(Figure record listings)

== == ==

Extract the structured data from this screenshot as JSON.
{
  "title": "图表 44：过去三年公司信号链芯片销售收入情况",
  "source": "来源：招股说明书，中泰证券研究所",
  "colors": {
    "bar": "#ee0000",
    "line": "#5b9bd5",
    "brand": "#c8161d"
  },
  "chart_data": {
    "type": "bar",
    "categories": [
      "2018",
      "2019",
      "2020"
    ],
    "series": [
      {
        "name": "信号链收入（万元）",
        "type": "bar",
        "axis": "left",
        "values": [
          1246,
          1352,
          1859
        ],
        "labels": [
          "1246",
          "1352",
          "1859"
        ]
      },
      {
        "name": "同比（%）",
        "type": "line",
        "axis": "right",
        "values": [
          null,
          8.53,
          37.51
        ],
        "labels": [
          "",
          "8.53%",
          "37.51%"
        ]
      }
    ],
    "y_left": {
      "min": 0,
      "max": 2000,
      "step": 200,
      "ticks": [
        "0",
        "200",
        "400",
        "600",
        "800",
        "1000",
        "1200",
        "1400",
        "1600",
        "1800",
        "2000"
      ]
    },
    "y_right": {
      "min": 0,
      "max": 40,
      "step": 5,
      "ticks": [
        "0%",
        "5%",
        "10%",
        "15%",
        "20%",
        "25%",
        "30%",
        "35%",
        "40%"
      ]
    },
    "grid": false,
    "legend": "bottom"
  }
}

== == ==

Restate the listing above word for word.

» Task output:
Extract the structured data from this screenshot as JSON.
{
  "title": "图表 44：过去三年公司信号链芯片销售收入情况",
  "source": "来源：招股说明书，中泰证券研究所",
  "colors": {
    "bar": "#ee0000",
    "line": "#5b9bd5",
    "brand": "#c8161d"
  },
  "chart_data": {
    "type": "bar",
    "categories": [
      "2018",
      "2019",
      "2020"
    ],
    "series": [
      {
        "name": "信号链收入（万元）",
        "type": "bar",
        "axis": "left",
        "values": [
          1246,
          1352,
          1859
        ],
        "labels": [
          "1246",
          "1352",
          "1859"
        ]
      },
      {
        "name": "同比（%）",
        "type": "line",
        "axis": "right",
        "values": [
          null,
          8.53,
          37.51
        ],
        "labels": [
          "",
          "8.53%",
          "37.51%"
        ]
      }
    ],
    "y_left": {
      "min": 0,
      "max": 2000,
      "step": 200,
      "ticks": [
        "0",
        "200",
        "400",
        "600",
        "800",
        "1000",
        "1200",
        "1400",
        "1600",
        "1800",
        "2000"
      ]
    },
    "y_right": {
      "min": 0,
      "max": 40,
      "step": 5,
      "ticks": [
        "0%",
        "5%",
        "10%",
        "15%",
        "20%",
        "25%",
        "30%",
        "35%",
        "40%"
      ]
    },
    "grid": false,
    "legend": "bottom"
  }
}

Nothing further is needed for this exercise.